* Data in this exercise:
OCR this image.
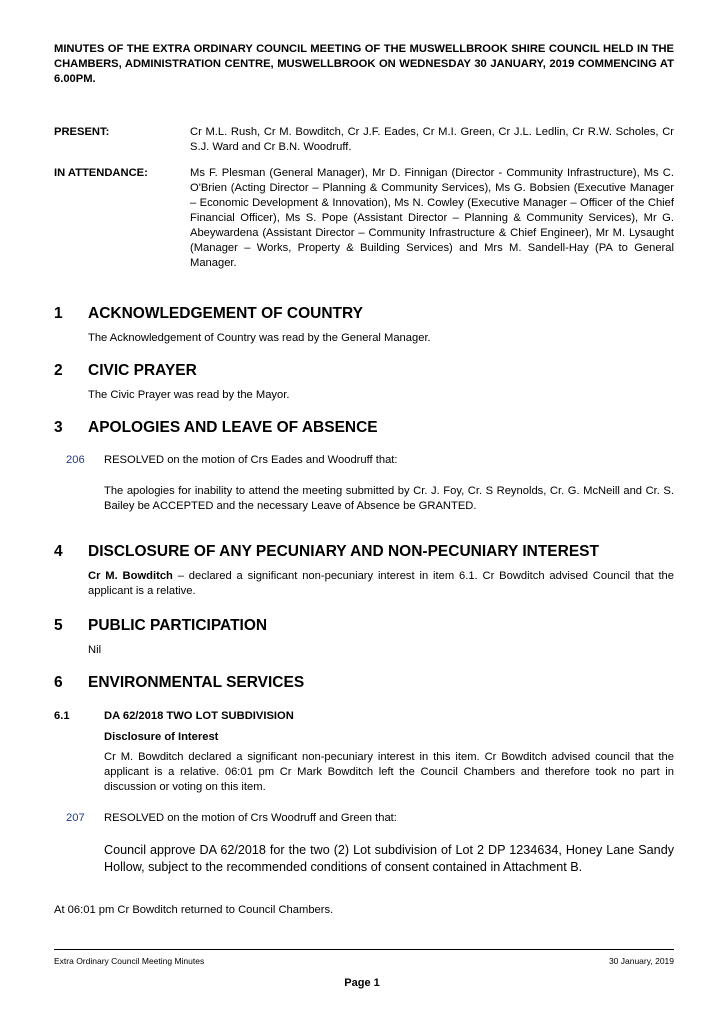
MINUTES OF THE EXTRA ORDINARY COUNCIL MEETING OF THE MUSWELLBROOK SHIRE COUNCIL HELD IN THE CHAMBERS, ADMINISTRATION CENTRE, MUSWELLBROOK ON WEDNESDAY 30 JANUARY, 2019 COMMENCING AT 6.00PM.
PRESENT:	Cr M.L. Rush, Cr M. Bowditch, Cr J.F. Eades, Cr M.I. Green, Cr J.L. Ledlin, Cr R.W. Scholes, Cr S.J. Ward and Cr B.N. Woodruff.
IN ATTENDANCE:	Ms F. Plesman (General Manager), Mr D. Finnigan (Director - Community Infrastructure), Ms C. O'Brien (Acting Director – Planning & Community Services), Ms G. Bobsien (Executive Manager – Economic Development & Innovation), Ms N. Cowley (Executive Manager – Officer of the Chief Financial Officer), Ms S. Pope (Assistant Director – Planning & Community Services), Mr G. Abeywardena (Assistant Director – Community Infrastructure & Chief Engineer), Mr M. Lysaught (Manager – Works, Property & Building Services) and Mrs M. Sandell-Hay (PA to General Manager.
1 ACKNOWLEDGEMENT OF COUNTRY
The Acknowledgement of Country was read by the General Manager.
2 CIVIC PRAYER
The Civic Prayer was read by the Mayor.
3 APOLOGIES AND LEAVE OF ABSENCE
206 RESOLVED on the motion of Crs Eades and Woodruff that:
The apologies for inability to attend the meeting submitted by Cr. J. Foy, Cr. S Reynolds, Cr. G. McNeill and Cr. S. Bailey be ACCEPTED and the necessary Leave of Absence be GRANTED.
4 DISCLOSURE OF ANY PECUNIARY AND NON-PECUNIARY INTEREST
Cr M. Bowditch – declared a significant non-pecuniary interest in item 6.1. Cr Bowditch advised Council that the applicant is a relative.
5 PUBLIC PARTICIPATION
Nil
6 ENVIRONMENTAL SERVICES
6.1	DA 62/2018 TWO LOT SUBDIVISION
Disclosure of Interest
Cr M. Bowditch declared a significant non-pecuniary interest in this item. Cr Bowditch advised council that the applicant is a relative. 06:01 pm Cr Mark Bowditch left the Council Chambers and therefore took no part in discussion or voting on this item.
207 RESOLVED on the motion of Crs Woodruff and Green that:
Council approve DA 62/2018 for the two (2) Lot subdivision of Lot 2 DP 1234634, Honey Lane Sandy Hollow, subject to the recommended conditions of consent contained in Attachment B.
At 06:01 pm Cr Bowditch returned to Council Chambers.
Extra Ordinary Council Meeting Minutes	30 January, 2019
Page 1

* Set task:
Identify and extract each line of the listing that contains "read".

* Expected output:
The Acknowledgement of Country was read by the General Manager.
The Civic Prayer was read by the Mayor.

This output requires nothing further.